# [STATED PROBLEM]
Seek out every line containing the word "level", and copy each.

=== RAW RECORDS ===

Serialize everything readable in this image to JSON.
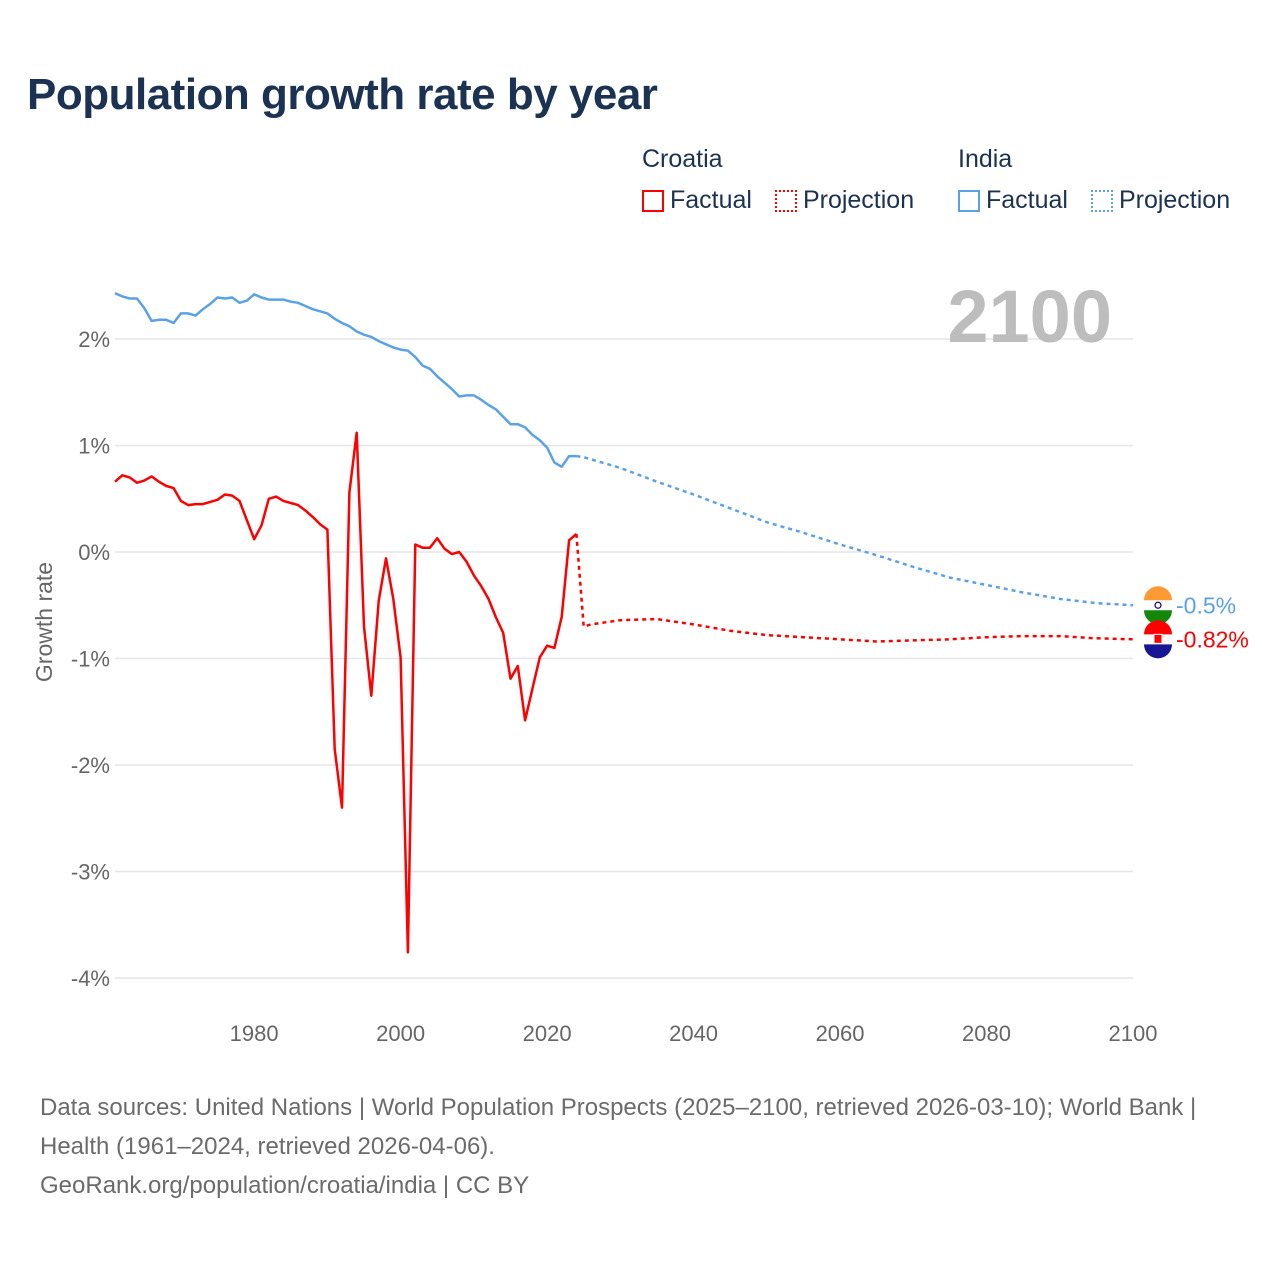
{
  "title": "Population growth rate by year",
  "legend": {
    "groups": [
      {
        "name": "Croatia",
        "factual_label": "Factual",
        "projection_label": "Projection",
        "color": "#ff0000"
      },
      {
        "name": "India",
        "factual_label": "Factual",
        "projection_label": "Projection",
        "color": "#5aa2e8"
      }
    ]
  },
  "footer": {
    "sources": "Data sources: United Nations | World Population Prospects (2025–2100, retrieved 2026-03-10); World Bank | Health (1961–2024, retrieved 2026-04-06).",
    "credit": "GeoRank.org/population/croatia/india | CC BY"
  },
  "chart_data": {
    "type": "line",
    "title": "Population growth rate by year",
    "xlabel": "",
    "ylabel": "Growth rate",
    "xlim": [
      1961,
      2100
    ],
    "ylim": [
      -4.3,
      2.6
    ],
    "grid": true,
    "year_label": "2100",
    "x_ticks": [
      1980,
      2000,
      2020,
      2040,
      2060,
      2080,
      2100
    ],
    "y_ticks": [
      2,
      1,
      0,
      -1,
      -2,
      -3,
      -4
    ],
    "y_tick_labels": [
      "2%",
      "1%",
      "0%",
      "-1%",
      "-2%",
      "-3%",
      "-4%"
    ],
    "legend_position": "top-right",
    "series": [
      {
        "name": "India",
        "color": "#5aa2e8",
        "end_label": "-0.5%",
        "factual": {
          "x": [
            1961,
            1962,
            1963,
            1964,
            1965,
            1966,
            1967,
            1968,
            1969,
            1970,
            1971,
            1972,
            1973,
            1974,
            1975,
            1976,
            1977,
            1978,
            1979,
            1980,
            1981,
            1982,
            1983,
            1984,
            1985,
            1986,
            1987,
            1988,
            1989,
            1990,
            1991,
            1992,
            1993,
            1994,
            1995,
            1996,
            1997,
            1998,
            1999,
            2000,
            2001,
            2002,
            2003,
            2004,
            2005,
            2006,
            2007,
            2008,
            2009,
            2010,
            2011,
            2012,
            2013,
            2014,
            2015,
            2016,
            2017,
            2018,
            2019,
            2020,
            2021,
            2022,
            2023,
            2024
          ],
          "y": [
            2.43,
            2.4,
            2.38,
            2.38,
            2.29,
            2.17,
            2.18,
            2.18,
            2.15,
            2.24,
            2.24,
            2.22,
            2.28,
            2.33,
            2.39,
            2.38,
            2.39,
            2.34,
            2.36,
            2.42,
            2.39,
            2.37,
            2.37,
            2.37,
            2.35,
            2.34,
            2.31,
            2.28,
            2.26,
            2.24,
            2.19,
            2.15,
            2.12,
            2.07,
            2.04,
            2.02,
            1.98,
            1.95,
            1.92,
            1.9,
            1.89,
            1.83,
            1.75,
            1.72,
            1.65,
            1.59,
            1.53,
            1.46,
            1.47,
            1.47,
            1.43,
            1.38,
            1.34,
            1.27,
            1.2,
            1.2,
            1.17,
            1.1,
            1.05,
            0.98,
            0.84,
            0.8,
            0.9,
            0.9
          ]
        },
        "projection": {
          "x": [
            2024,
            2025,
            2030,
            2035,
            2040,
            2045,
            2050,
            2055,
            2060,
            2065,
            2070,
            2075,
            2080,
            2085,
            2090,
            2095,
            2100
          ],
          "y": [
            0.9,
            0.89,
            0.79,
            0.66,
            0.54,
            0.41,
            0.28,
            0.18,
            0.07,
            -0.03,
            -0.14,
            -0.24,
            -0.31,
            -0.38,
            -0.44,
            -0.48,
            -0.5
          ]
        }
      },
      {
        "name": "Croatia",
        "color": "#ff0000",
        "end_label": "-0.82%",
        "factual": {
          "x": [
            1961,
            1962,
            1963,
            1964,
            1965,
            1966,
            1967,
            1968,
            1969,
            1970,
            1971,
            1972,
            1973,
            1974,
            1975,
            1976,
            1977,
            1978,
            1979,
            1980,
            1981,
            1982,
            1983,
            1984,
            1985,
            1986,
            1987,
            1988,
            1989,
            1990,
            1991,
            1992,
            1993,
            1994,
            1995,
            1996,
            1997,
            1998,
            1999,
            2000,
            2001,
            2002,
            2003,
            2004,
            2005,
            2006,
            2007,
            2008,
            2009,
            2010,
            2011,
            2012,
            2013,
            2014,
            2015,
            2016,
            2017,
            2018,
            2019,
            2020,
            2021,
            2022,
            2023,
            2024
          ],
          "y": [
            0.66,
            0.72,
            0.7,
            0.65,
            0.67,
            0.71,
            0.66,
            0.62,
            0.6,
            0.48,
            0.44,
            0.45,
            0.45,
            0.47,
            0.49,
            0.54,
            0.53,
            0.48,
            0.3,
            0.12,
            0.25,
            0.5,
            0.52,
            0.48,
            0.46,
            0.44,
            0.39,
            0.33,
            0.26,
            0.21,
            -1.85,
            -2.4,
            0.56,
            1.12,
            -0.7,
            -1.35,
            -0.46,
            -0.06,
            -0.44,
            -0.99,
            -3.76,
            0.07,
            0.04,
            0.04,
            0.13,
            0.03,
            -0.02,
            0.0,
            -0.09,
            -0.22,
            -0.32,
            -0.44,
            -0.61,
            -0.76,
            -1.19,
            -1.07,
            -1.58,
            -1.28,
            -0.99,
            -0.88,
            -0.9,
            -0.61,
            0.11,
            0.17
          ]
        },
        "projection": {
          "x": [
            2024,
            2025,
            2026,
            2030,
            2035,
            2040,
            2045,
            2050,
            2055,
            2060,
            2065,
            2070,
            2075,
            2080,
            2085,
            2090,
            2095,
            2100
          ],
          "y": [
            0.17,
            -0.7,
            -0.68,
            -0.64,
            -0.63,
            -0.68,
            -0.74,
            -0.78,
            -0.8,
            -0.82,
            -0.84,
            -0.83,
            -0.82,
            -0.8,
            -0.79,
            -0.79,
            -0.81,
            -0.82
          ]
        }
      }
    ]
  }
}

===
=== RAW RECORDS ===

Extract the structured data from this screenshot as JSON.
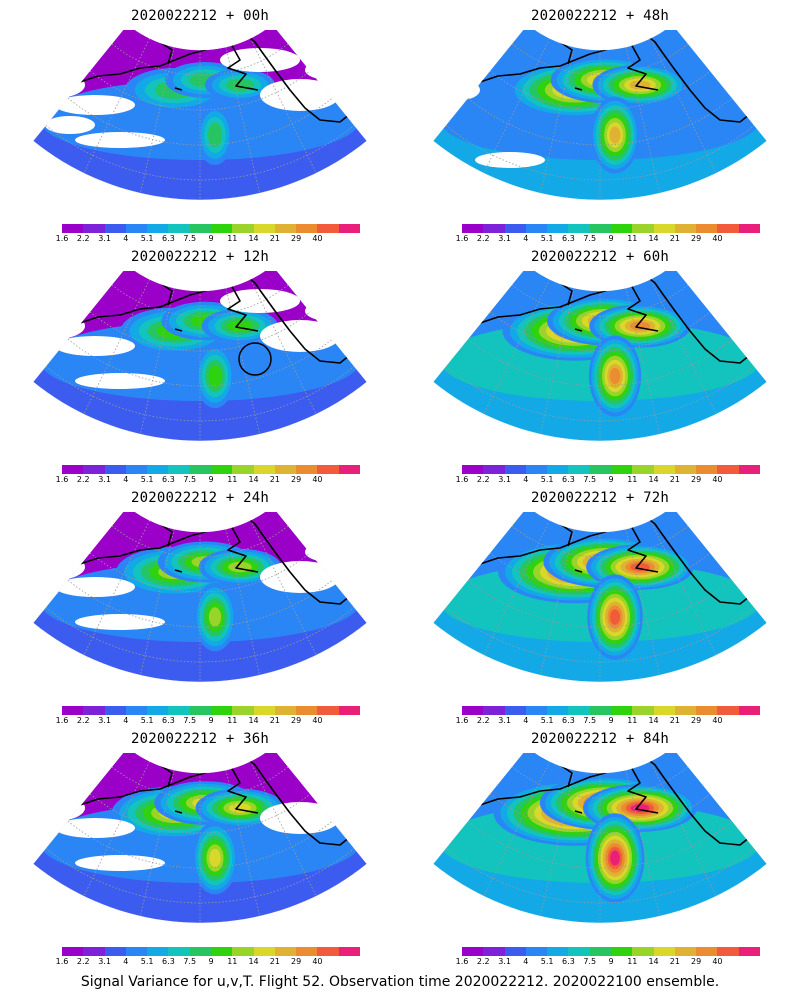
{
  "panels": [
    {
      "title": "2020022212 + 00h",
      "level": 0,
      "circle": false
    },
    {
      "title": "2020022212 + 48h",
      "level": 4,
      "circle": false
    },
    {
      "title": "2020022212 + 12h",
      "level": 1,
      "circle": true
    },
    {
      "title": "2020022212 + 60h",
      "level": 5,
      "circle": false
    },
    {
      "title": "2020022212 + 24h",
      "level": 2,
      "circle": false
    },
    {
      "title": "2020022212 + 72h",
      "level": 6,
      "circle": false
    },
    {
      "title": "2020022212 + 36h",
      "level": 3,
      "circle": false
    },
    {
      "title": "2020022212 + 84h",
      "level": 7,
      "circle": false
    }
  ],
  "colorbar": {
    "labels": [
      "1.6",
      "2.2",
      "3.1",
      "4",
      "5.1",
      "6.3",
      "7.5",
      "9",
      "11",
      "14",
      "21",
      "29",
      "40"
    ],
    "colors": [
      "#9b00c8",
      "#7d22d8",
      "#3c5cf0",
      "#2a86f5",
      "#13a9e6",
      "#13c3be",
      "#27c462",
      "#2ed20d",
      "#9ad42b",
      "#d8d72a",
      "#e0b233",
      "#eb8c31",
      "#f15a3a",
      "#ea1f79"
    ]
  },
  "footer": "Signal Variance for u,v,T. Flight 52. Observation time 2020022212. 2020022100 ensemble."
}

===

# [RESULT FOR THIS TASK]
      "level": 0,
      "level": 4,
      "level": 1,
      "level": 5,
      "level": 2,
      "level": 6,
      "level": 3,
      "level": 7,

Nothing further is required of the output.